--- Begin Data entries ---

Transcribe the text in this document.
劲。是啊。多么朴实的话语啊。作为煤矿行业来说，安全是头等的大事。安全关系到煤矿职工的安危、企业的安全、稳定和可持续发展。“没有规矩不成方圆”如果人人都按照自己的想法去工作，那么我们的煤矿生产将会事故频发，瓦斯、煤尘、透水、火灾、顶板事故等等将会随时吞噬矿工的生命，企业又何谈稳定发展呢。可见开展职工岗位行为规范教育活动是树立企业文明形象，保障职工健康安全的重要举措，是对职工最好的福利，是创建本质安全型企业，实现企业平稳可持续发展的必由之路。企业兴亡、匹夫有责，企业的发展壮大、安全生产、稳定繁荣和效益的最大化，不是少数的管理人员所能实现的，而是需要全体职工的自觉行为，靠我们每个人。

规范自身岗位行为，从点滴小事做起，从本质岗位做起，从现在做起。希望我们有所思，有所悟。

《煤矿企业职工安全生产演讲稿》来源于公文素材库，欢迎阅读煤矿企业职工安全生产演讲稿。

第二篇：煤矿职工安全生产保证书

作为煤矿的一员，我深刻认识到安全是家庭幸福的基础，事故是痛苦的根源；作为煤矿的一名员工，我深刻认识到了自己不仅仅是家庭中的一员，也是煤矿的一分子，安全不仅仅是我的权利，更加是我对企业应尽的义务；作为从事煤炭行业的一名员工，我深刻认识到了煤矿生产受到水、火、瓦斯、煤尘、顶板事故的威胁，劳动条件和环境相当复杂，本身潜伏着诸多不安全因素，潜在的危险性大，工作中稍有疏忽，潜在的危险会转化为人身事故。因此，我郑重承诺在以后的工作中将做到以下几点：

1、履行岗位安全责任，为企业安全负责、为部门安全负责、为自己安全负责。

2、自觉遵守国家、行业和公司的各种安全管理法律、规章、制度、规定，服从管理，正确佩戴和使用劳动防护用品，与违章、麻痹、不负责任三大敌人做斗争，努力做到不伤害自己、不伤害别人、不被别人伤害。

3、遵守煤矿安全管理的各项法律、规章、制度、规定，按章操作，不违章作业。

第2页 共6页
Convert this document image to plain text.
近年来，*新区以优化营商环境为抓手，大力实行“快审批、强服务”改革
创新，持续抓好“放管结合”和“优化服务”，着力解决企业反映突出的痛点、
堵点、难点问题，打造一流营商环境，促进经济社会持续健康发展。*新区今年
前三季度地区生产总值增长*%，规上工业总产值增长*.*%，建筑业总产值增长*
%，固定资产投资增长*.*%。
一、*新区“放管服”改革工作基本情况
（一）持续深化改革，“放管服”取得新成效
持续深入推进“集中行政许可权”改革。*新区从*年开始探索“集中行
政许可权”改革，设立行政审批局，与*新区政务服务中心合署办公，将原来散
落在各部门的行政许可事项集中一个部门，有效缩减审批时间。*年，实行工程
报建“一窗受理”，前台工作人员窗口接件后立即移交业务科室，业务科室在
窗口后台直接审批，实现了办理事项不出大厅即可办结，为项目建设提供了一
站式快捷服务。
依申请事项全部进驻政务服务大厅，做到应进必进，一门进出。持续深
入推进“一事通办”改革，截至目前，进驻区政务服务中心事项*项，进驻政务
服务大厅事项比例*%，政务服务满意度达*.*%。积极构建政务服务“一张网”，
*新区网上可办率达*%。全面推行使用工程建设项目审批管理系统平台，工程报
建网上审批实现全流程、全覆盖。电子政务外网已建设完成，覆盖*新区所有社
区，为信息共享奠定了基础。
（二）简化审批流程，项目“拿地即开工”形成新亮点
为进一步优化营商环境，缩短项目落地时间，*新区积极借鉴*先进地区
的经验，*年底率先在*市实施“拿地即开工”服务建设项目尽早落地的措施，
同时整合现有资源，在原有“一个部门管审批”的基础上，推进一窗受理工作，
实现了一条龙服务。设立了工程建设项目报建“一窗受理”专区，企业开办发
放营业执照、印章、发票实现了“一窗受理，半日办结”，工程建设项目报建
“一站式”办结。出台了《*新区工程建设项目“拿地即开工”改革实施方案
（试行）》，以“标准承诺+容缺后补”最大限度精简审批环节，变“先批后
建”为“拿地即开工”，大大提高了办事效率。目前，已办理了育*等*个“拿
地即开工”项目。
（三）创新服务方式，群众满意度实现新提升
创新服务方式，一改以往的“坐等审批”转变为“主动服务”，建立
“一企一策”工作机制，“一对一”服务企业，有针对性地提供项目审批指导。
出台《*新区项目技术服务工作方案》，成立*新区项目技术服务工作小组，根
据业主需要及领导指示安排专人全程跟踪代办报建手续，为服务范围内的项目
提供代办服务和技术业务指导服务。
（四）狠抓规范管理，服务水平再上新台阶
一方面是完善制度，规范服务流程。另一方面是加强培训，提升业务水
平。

--- End Data entries ---

* Exercise requirements: In the records above, find each line holding "text" and copy it.

* Output of the exercise:
Transcribe the text in this document.
Convert this document image to plain text.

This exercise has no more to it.